> Given exercise
List each line in which the string "data" appears.

> Material provided
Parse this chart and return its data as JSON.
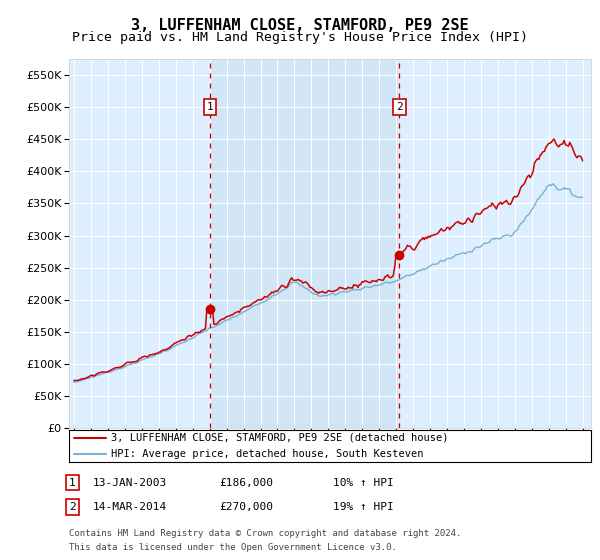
{
  "title": "3, LUFFENHAM CLOSE, STAMFORD, PE9 2SE",
  "subtitle": "Price paid vs. HM Land Registry's House Price Index (HPI)",
  "ylim": [
    0,
    575000
  ],
  "yticks": [
    0,
    50000,
    100000,
    150000,
    200000,
    250000,
    300000,
    350000,
    400000,
    450000,
    500000,
    550000
  ],
  "x_start_year": 1995,
  "x_end_year": 2025,
  "plot_bg": "#ddeeff",
  "hpi_color": "#7ab0d4",
  "price_color": "#cc0000",
  "marker1_year": 2003.04,
  "marker2_year": 2014.2,
  "marker1_price": 186000,
  "marker2_price": 270000,
  "marker1_label": "1",
  "marker2_label": "2",
  "marker1_date": "13-JAN-2003",
  "marker2_date": "14-MAR-2014",
  "marker1_pct": "10% ↑ HPI",
  "marker2_pct": "19% ↑ HPI",
  "marker1_price_str": "£186,000",
  "marker2_price_str": "£270,000",
  "legend_line1": "3, LUFFENHAM CLOSE, STAMFORD, PE9 2SE (detached house)",
  "legend_line2": "HPI: Average price, detached house, South Kesteven",
  "footnote1": "Contains HM Land Registry data © Crown copyright and database right 2024.",
  "footnote2": "This data is licensed under the Open Government Licence v3.0.",
  "title_fontsize": 11,
  "subtitle_fontsize": 9.5
}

> Solved exercise
Parse this chart and return its data as JSON.
  "footnote1": "Contains HM Land Registry data © Crown copyright and database right 2024.",
  "footnote2": "This data is licensed under the Open Government Licence v3.0.",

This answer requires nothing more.